▶ _Set problem_: Each record below should be output verbatim, without pictures.

[start of Materials provided]

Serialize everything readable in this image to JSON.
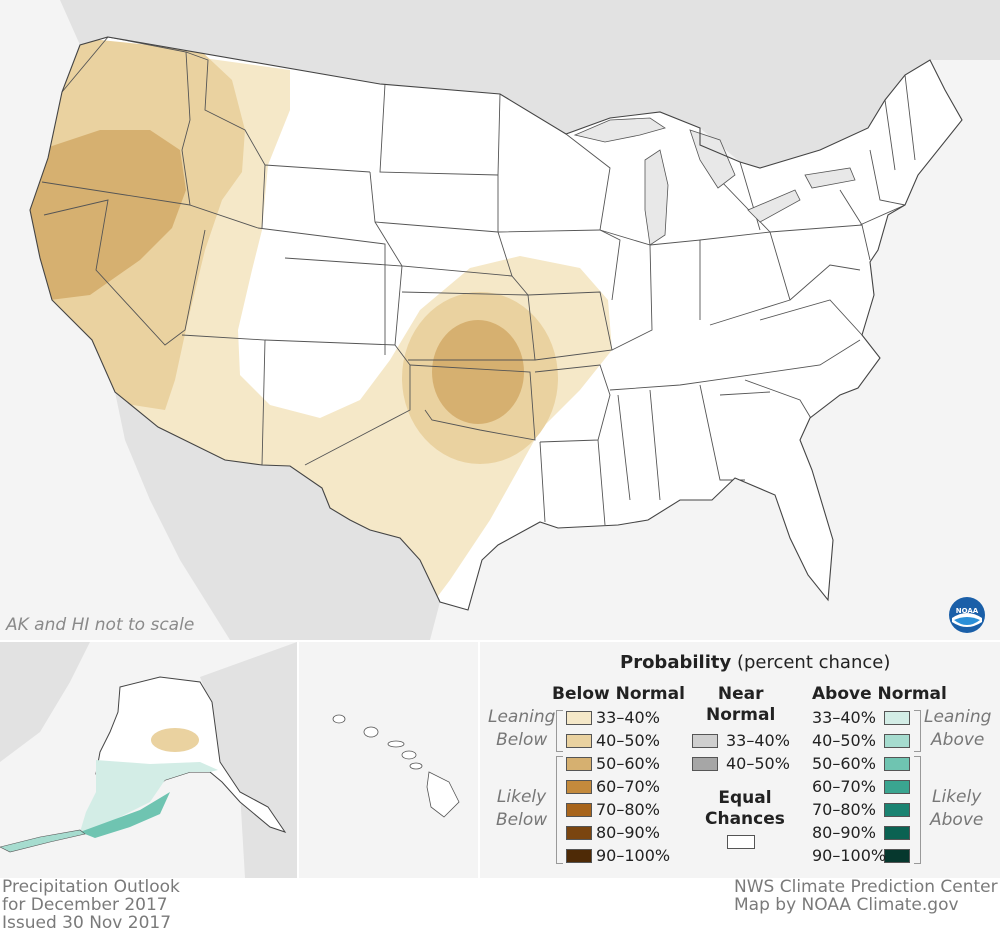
{
  "map": {
    "scale_note": "AK and HI not to scale",
    "logo_name": "noaa-logo",
    "colors": {
      "land": "#ffffff",
      "outside": "#e2e2e2",
      "water": "#f4f4f4",
      "border": "#555555",
      "below_33_40": "#f5e8c8",
      "below_40_50": "#ead2a0",
      "below_50_60": "#d6b070",
      "above_33_40": "#d3ede6"
    }
  },
  "legend": {
    "title_bold": "Probability",
    "title_rest": "(percent chance)",
    "below_header": "Below Normal",
    "near_header_line1": "Near",
    "near_header_line2": "Normal",
    "above_header": "Above Normal",
    "leaning_below_1": "Leaning",
    "leaning_below_2": "Below",
    "likely_below_1": "Likely",
    "likely_below_2": "Below",
    "leaning_above_1": "Leaning",
    "leaning_above_2": "Above",
    "likely_above_1": "Likely",
    "likely_above_2": "Above",
    "equal_1": "Equal",
    "equal_2": "Chances",
    "below": [
      {
        "label": "33–40%",
        "color": "#f5e8c8"
      },
      {
        "label": "40–50%",
        "color": "#ead2a0"
      },
      {
        "label": "50–60%",
        "color": "#d6b070"
      },
      {
        "label": "60–70%",
        "color": "#c48a3c"
      },
      {
        "label": "70–80%",
        "color": "#a8651c"
      },
      {
        "label": "80–90%",
        "color": "#7a4510"
      },
      {
        "label": "90–100%",
        "color": "#4e2a06"
      }
    ],
    "near": [
      {
        "label": "33–40%",
        "color": "#cfcfcf"
      },
      {
        "label": "40–50%",
        "color": "#a6a6a6"
      }
    ],
    "above": [
      {
        "label": "33–40%",
        "color": "#d3ede6"
      },
      {
        "label": "40–50%",
        "color": "#a6dccf"
      },
      {
        "label": "50–60%",
        "color": "#6fc4b1"
      },
      {
        "label": "60–70%",
        "color": "#3aa590"
      },
      {
        "label": "70–80%",
        "color": "#1b8371"
      },
      {
        "label": "80–90%",
        "color": "#0b6252"
      },
      {
        "label": "90–100%",
        "color": "#06382e"
      }
    ]
  },
  "footer": {
    "left_line1": "Precipitation Outlook",
    "left_line2": "for December 2017",
    "left_line3": "Issued 30 Nov 2017",
    "right_line1": "NWS Climate Prediction Center",
    "right_line2": "Map by NOAA Climate.gov"
  }
}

[end of Materials provided]

▶ _Answer to the exercise_:
Serialize everything readable in this image to JSON.
{
  "map": {
    "scale_note": "AK and HI not to scale",
    "logo_name": "noaa-logo",
    "colors": {
      "land": "#ffffff",
      "outside": "#e2e2e2",
      "water": "#f4f4f4",
      "border": "#555555",
      "below_33_40": "#f5e8c8",
      "below_40_50": "#ead2a0",
      "below_50_60": "#d6b070",
      "above_33_40": "#d3ede6"
    }
  },
  "legend": {
    "title_bold": "Probability",
    "title_rest": "(percent chance)",
    "below_header": "Below Normal",
    "near_header_line1": "Near",
    "near_header_line2": "Normal",
    "above_header": "Above Normal",
    "leaning_below_1": "Leaning",
    "leaning_below_2": "Below",
    "likely_below_1": "Likely",
    "likely_below_2": "Below",
    "leaning_above_1": "Leaning",
    "leaning_above_2": "Above",
    "likely_above_1": "Likely",
    "likely_above_2": "Above",
    "equal_1": "Equal",
    "equal_2": "Chances",
    "below": [
      {
        "label": "33–40%",
        "color": "#f5e8c8"
      },
      {
        "label": "40–50%",
        "color": "#ead2a0"
      },
      {
        "label": "50–60%",
        "color": "#d6b070"
      },
      {
        "label": "60–70%",
        "color": "#c48a3c"
      },
      {
        "label": "70–80%",
        "color": "#a8651c"
      },
      {
        "label": "80–90%",
        "color": "#7a4510"
      },
      {
        "label": "90–100%",
        "color": "#4e2a06"
      }
    ],
    "near": [
      {
        "label": "33–40%",
        "color": "#cfcfcf"
      },
      {
        "label": "40–50%",
        "color": "#a6a6a6"
      }
    ],
    "above": [
      {
        "label": "33–40%",
        "color": "#d3ede6"
      },
      {
        "label": "40–50%",
        "color": "#a6dccf"
      },
      {
        "label": "50–60%",
        "color": "#6fc4b1"
      },
      {
        "label": "60–70%",
        "color": "#3aa590"
      },
      {
        "label": "70–80%",
        "color": "#1b8371"
      },
      {
        "label": "80–90%",
        "color": "#0b6252"
      },
      {
        "label": "90–100%",
        "color": "#06382e"
      }
    ]
  },
  "footer": {
    "left_line1": "Precipitation Outlook",
    "left_line2": "for December 2017",
    "left_line3": "Issued 30 Nov 2017",
    "right_line1": "NWS Climate Prediction Center",
    "right_line2": "Map by NOAA Climate.gov"
  }
}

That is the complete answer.